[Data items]
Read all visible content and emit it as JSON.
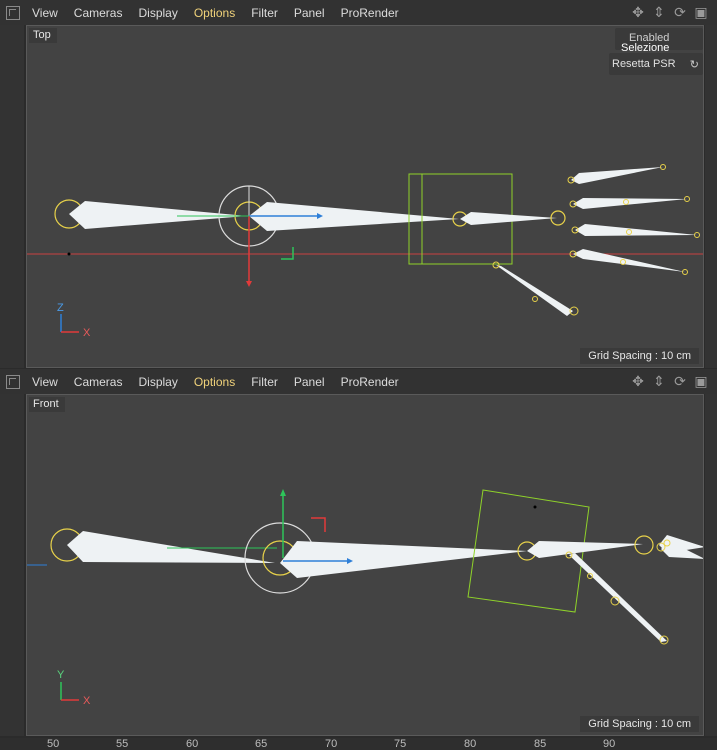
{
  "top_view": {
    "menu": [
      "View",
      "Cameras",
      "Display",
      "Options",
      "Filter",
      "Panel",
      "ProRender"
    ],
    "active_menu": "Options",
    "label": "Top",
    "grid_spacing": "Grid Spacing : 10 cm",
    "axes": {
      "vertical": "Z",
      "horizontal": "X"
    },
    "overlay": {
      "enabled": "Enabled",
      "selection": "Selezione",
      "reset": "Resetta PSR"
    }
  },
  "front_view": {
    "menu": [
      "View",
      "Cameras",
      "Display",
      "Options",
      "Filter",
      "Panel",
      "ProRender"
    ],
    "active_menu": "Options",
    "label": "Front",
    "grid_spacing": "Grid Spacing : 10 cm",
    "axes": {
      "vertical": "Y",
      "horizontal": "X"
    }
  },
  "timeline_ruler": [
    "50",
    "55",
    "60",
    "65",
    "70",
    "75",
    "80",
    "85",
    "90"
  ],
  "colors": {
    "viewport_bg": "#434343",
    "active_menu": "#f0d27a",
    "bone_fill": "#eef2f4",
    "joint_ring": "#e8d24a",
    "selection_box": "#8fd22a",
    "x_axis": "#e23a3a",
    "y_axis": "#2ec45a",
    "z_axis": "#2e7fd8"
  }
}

◆ What is expected
Repeat the records in full, exactly as they appear, without the pictures.

◆ Task solution
Read all visible content and emit it as JSON.
{
  "top_view": {
    "menu": [
      "View",
      "Cameras",
      "Display",
      "Options",
      "Filter",
      "Panel",
      "ProRender"
    ],
    "active_menu": "Options",
    "label": "Top",
    "grid_spacing": "Grid Spacing : 10 cm",
    "axes": {
      "vertical": "Z",
      "horizontal": "X"
    },
    "overlay": {
      "enabled": "Enabled",
      "selection": "Selezione",
      "reset": "Resetta PSR"
    }
  },
  "front_view": {
    "menu": [
      "View",
      "Cameras",
      "Display",
      "Options",
      "Filter",
      "Panel",
      "ProRender"
    ],
    "active_menu": "Options",
    "label": "Front",
    "grid_spacing": "Grid Spacing : 10 cm",
    "axes": {
      "vertical": "Y",
      "horizontal": "X"
    }
  },
  "timeline_ruler": [
    "50",
    "55",
    "60",
    "65",
    "70",
    "75",
    "80",
    "85",
    "90"
  ],
  "colors": {
    "viewport_bg": "#434343",
    "active_menu": "#f0d27a",
    "bone_fill": "#eef2f4",
    "joint_ring": "#e8d24a",
    "selection_box": "#8fd22a",
    "x_axis": "#e23a3a",
    "y_axis": "#2ec45a",
    "z_axis": "#2e7fd8"
  }
}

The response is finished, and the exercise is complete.